Isolate every line in the records below with "following" in it.

▶ [EXTRACTED RECORDS]:
/---

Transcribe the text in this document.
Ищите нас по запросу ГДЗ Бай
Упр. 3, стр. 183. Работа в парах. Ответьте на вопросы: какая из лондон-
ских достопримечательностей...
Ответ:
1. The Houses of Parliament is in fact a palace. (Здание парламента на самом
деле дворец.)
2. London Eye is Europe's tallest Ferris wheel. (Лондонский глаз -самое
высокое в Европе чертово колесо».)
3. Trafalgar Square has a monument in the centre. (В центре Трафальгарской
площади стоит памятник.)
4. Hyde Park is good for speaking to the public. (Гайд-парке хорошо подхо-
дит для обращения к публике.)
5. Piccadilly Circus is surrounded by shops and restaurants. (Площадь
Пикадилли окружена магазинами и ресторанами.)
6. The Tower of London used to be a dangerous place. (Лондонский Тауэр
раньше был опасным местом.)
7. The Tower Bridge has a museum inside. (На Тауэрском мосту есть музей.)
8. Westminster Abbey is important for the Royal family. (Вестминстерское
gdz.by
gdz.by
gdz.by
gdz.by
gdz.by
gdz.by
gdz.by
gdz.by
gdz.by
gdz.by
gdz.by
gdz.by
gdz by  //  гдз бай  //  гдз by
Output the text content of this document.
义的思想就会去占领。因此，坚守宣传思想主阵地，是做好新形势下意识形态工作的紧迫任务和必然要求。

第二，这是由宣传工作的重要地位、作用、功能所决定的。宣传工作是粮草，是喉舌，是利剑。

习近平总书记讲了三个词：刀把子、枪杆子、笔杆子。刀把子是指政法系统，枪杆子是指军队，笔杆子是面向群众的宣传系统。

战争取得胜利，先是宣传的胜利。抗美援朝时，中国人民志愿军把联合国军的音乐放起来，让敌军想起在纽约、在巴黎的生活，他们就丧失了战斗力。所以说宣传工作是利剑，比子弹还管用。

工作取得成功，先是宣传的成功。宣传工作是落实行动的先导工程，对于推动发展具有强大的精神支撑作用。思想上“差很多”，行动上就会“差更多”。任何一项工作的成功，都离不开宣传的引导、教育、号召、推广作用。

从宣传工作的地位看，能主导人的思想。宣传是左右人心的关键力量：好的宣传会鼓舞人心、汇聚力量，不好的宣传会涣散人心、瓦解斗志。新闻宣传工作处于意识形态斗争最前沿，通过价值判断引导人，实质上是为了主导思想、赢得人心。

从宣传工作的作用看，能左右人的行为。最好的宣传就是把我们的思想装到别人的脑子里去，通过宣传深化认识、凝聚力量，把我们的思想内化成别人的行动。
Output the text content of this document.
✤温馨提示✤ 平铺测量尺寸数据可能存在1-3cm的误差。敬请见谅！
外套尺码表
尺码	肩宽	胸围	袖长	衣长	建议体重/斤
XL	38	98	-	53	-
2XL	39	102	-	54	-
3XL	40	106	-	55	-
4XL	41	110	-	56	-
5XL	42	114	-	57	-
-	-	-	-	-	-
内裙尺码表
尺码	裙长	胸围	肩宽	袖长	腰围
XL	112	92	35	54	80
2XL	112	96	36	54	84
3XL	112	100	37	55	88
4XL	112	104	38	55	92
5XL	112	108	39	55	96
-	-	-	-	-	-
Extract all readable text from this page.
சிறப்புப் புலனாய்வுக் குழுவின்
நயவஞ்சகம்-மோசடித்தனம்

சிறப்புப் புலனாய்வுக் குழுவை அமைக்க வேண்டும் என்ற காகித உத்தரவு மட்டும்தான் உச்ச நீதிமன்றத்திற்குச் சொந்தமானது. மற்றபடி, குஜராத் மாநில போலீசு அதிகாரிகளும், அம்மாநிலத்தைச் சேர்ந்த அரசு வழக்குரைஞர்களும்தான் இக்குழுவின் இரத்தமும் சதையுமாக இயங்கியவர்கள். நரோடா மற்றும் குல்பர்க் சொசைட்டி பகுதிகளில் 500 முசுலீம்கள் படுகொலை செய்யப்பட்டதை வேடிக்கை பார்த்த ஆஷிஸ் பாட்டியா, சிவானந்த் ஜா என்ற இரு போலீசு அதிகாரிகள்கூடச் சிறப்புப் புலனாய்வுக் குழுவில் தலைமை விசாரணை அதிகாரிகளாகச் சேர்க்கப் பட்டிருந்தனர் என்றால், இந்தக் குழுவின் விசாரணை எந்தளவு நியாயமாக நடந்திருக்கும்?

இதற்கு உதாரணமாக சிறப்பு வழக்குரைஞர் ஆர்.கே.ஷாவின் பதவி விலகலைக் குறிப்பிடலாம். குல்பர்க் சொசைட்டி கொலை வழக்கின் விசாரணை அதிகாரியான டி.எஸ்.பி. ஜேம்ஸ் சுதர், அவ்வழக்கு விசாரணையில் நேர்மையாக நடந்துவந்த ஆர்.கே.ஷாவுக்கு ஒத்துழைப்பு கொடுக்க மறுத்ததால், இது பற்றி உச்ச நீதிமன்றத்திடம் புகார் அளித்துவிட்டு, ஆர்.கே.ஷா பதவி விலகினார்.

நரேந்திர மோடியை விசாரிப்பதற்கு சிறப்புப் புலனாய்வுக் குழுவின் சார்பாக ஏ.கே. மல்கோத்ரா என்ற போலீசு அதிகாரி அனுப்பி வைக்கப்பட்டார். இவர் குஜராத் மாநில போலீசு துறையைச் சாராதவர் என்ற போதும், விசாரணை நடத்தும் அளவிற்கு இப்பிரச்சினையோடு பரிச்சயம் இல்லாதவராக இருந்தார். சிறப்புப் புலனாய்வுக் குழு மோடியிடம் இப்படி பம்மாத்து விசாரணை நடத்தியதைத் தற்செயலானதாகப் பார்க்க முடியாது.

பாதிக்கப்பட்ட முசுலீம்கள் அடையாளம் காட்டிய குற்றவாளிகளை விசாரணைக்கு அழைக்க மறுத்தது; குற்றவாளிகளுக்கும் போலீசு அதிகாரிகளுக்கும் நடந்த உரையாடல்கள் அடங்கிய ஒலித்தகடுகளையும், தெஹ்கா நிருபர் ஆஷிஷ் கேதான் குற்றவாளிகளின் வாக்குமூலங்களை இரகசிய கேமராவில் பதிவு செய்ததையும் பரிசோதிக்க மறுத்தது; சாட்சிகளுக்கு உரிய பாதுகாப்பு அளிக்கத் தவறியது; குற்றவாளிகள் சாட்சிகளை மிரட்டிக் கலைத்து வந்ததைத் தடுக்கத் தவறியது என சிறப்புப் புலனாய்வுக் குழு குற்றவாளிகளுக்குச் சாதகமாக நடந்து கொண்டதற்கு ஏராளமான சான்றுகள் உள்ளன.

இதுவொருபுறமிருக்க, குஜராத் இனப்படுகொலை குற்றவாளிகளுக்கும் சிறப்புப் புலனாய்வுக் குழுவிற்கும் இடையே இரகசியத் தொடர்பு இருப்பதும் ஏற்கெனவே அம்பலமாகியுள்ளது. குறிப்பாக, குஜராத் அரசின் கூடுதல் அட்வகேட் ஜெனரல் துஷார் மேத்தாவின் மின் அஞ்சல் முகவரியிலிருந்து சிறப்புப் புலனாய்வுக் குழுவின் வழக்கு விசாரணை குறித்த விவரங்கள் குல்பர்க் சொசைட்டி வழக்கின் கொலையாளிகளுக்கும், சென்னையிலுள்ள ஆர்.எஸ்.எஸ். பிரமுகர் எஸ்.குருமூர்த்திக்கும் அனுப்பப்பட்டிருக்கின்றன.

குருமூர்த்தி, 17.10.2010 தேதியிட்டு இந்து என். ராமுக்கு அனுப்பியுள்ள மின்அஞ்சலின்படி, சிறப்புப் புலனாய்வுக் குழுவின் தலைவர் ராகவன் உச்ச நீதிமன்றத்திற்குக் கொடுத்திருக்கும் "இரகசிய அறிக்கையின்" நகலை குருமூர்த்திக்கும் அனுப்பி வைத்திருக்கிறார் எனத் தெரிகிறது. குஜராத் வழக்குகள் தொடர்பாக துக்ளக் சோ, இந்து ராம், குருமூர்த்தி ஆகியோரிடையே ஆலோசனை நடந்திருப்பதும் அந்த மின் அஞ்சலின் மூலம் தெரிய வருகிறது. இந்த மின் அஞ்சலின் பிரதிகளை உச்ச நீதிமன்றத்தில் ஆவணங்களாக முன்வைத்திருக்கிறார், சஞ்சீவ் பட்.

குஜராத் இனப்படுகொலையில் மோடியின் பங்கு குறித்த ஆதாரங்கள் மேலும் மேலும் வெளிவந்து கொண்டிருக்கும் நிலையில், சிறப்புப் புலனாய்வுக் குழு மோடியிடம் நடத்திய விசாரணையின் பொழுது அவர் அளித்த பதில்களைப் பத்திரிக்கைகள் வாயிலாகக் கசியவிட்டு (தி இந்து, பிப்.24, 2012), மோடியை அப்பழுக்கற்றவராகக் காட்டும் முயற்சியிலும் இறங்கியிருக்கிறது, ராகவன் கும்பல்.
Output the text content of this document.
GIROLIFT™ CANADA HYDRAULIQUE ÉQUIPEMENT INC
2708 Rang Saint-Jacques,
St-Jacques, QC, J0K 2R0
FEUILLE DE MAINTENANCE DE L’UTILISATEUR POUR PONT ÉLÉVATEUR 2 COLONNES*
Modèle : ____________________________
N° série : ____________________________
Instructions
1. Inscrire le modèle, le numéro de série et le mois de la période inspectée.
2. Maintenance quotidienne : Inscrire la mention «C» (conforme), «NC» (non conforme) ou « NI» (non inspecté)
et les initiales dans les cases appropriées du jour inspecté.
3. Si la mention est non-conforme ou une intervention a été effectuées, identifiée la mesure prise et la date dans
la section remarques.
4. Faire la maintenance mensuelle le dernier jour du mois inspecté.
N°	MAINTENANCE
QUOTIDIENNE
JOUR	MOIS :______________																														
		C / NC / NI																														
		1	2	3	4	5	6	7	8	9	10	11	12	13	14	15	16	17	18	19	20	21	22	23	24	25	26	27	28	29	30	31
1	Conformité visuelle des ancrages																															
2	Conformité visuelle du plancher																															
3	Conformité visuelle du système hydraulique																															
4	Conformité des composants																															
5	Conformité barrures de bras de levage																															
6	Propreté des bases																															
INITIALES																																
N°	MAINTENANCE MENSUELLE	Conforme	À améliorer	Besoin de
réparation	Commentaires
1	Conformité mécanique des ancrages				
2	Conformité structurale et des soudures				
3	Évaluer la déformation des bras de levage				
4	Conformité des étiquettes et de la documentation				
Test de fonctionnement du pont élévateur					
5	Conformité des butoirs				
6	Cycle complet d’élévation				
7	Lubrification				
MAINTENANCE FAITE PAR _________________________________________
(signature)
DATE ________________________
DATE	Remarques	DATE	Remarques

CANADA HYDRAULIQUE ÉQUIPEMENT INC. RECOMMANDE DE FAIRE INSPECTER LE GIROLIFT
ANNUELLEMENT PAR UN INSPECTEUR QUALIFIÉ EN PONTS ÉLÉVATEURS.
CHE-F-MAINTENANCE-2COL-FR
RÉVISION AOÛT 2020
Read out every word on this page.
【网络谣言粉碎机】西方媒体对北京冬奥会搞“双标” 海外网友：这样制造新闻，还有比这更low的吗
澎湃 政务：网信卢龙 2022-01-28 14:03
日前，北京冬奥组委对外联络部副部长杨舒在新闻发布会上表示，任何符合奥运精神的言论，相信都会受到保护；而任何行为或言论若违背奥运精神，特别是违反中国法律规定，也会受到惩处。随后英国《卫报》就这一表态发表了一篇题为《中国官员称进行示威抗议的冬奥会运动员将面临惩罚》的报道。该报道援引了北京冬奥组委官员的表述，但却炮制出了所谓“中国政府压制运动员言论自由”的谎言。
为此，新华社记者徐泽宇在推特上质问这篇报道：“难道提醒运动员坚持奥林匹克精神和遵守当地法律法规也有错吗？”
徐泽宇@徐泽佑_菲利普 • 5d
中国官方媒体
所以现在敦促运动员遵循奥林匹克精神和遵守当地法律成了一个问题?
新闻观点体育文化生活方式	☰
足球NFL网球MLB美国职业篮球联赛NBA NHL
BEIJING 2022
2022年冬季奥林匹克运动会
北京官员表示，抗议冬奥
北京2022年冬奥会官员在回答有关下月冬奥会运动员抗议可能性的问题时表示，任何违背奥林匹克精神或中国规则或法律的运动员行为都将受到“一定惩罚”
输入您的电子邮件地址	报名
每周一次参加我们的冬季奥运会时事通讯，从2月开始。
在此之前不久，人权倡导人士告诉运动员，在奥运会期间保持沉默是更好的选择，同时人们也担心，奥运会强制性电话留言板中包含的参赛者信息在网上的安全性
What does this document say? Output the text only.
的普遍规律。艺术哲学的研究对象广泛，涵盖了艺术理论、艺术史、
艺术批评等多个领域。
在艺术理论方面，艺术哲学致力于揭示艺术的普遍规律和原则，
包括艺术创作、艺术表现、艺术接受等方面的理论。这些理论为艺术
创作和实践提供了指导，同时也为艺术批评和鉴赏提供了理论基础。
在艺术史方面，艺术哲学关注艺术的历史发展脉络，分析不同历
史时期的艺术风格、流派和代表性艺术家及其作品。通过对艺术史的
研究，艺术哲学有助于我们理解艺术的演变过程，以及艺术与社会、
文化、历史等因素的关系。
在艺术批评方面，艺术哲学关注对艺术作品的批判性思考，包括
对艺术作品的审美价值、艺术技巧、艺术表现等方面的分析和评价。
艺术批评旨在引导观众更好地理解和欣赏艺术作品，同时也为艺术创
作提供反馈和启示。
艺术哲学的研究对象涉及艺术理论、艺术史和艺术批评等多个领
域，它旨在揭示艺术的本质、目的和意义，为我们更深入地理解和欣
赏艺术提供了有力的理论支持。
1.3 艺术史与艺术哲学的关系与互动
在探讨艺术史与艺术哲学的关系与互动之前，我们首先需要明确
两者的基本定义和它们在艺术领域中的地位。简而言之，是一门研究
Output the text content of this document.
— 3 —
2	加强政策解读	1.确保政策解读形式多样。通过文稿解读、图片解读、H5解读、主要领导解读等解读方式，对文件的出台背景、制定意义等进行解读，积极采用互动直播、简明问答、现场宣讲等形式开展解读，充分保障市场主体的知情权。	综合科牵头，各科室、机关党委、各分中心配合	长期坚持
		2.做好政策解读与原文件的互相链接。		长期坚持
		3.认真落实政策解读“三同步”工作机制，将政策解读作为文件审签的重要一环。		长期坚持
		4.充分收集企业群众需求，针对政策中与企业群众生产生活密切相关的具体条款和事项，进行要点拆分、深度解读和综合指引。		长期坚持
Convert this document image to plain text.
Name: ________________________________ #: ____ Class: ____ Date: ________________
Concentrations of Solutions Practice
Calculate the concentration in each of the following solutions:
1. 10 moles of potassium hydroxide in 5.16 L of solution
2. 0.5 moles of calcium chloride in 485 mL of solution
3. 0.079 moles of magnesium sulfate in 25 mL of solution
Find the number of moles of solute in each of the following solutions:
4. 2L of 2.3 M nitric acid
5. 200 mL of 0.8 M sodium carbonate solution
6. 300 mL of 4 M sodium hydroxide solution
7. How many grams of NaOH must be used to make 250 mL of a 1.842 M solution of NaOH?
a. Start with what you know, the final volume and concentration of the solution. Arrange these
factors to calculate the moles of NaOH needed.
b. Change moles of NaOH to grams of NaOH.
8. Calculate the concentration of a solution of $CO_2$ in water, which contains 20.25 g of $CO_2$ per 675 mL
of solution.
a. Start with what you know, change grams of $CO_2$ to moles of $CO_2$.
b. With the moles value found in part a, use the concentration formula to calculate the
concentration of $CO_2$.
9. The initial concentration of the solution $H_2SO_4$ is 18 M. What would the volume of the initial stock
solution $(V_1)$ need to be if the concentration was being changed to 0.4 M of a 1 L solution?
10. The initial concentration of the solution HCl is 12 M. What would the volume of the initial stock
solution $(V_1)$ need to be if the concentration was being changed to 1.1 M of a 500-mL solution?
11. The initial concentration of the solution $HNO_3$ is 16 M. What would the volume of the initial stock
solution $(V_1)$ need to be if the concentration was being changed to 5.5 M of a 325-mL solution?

\---

▶ [RESPONSE]:
Calculate the concentration in each of the following solutions:
Find the number of moles of solute in each of the following solutions:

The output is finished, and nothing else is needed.